## Supplied passage
..............................
I need to process some Excel files which contains lots of "−" ('\u2212'), as well as other characters. After lots of trying, I can't even print it on screen, or save it to a file:
a='−'
print(a.encode('utf-8')) # print b'\xe2\x88\x92'
print(a) # raise UnicodeEncodeError: 'gbk' codec can't encode character '\u2212' in position 0: illegal multibyte sequence
with open('test.txt','w') as file:
file.write(a) # raise UnicodeEncodeError: 'gbk' codec can't encode character '\u2212' in position 0: illegal multibyte sequence
In this page: https://docs.python.org/3.4/howto/unicode.html, it replace it with some other characters, but I have to print it, or at least write it to a file properly:
>>> u = chr(40960) + 'abcd' + chr(1972)
..............................
## Dataset entries
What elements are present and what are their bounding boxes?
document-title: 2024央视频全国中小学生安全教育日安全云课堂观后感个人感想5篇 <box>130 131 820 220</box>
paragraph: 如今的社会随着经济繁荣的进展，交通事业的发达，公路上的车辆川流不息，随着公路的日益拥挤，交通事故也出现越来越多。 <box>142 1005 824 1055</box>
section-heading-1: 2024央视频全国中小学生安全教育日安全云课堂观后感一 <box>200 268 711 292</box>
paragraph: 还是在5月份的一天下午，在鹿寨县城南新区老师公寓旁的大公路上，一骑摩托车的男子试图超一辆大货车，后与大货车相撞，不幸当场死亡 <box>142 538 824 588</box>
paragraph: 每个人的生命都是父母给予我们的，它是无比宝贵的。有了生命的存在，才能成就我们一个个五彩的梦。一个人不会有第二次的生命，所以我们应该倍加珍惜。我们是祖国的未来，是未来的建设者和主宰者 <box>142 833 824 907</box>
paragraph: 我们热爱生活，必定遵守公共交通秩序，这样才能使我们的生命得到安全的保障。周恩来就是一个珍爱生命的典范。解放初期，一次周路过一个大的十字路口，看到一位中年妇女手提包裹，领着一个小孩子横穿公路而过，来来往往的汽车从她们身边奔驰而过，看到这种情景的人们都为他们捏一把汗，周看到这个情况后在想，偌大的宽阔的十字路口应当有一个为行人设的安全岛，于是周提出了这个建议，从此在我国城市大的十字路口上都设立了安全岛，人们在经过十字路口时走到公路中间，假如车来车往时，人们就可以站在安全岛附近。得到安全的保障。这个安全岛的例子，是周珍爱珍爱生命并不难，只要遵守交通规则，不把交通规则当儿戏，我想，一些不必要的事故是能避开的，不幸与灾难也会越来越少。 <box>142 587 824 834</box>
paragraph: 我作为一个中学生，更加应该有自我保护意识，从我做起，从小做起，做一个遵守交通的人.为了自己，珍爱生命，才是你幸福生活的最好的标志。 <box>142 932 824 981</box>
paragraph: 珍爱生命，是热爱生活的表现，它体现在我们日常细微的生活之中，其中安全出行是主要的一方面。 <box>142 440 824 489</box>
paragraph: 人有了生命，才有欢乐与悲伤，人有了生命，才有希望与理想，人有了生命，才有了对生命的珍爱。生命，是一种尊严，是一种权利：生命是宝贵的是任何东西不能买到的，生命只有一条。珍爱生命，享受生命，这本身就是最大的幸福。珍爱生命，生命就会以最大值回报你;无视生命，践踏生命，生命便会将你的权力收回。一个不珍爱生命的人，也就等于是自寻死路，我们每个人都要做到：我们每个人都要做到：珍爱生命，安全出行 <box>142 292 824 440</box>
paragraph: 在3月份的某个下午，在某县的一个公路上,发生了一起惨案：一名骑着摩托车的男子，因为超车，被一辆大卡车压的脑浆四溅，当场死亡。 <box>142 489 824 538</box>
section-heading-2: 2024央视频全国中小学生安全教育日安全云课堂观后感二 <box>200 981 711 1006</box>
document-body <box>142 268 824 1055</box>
..............................
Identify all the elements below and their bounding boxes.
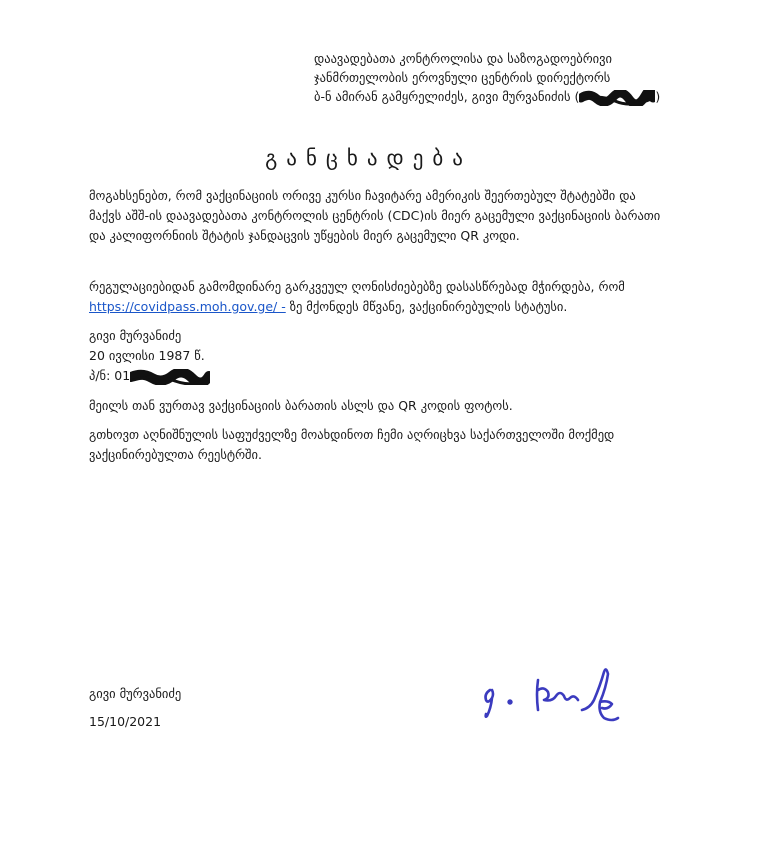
..............................
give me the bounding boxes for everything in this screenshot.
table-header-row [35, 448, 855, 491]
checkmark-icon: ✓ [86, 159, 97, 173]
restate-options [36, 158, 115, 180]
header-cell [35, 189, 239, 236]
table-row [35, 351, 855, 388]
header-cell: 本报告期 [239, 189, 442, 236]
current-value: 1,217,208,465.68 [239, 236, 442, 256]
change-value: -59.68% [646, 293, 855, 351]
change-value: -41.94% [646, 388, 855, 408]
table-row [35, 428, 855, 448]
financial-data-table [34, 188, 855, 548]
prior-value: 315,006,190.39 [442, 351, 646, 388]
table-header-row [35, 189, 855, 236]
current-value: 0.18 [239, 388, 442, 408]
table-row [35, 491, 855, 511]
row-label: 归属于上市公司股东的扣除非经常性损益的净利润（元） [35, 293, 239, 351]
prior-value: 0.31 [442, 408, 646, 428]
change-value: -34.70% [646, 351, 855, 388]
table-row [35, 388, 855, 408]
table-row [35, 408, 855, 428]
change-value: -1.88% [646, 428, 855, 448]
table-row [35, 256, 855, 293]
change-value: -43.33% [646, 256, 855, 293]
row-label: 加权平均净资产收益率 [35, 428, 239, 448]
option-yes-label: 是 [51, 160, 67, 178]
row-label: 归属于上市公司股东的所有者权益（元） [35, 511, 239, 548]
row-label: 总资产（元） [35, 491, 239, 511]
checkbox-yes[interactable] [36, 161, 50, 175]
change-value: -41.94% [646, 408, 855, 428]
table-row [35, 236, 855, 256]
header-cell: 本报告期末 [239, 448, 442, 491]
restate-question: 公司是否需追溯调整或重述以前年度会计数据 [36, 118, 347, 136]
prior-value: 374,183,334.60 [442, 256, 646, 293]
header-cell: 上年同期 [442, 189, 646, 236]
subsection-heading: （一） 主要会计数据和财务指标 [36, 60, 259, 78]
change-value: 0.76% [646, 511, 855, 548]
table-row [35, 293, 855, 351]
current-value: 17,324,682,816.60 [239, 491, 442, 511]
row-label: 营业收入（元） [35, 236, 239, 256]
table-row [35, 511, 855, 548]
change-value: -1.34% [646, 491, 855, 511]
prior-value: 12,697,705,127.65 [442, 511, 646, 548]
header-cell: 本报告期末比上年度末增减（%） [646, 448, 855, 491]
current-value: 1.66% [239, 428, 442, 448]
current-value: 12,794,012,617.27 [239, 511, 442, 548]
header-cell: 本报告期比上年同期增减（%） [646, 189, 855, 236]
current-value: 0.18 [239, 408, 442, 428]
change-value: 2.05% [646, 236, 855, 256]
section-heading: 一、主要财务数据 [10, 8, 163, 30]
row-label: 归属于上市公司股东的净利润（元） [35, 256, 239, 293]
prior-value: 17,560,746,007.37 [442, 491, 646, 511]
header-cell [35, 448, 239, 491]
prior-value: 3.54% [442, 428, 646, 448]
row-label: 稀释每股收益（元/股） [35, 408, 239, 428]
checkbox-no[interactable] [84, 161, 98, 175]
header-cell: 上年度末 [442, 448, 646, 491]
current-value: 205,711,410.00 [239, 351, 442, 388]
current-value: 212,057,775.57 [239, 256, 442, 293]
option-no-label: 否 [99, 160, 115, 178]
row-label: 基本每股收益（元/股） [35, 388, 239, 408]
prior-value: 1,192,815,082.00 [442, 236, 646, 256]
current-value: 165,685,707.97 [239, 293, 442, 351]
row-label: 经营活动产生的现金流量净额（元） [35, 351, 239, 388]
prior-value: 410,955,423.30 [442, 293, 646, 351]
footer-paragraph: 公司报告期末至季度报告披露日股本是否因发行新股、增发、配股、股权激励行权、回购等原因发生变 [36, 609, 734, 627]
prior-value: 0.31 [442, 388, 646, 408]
..............................
## What you will do
• A. Answer these questions about the post on printing the "−" character in Python:
(i) Which Unicode code point does the poster's Excel data contain many of?
(ii) What output does the line that encodes the character to UTF-8 before printing produce?
(iii) Which codec does the UnicodeEncodeError name?
• B. Name every Python built-in function that is called in the code of the post on printing the "−" character.
• C. Extend the post about the UnicodeEncodeError on the "−" character, picking up after its last line.
The records play no part in the work here.

## Answers per task
• A.
(i) '\u2212', the "−" character
(ii) b'\xe2\x88\x92'
(iii) 'gbk'

• B. print, open, chr

• C.
>>> u.encode('utf-8')
b'\xea\x80\x80abcd\xde\xb4'
>>> u.encode('ascii')
Traceback (most recent call last):
...
UnicodeEncodeError: 'ascii' codec can't encode character '\ua000' in
position 0: ordinal not in range(128)
>>> u.encode('ascii', 'ignore')
b'abcd'
>>> u.encode('ascii', 'replace')
b'?abcd?'
>>> u.encode('ascii', 'xmlcharrefreplace')
b'ꀀabcd޴'
>>> u.encode('ascii', 'backslashreplace')
b'\\ua000abcd\\u07b4'
How can I do it?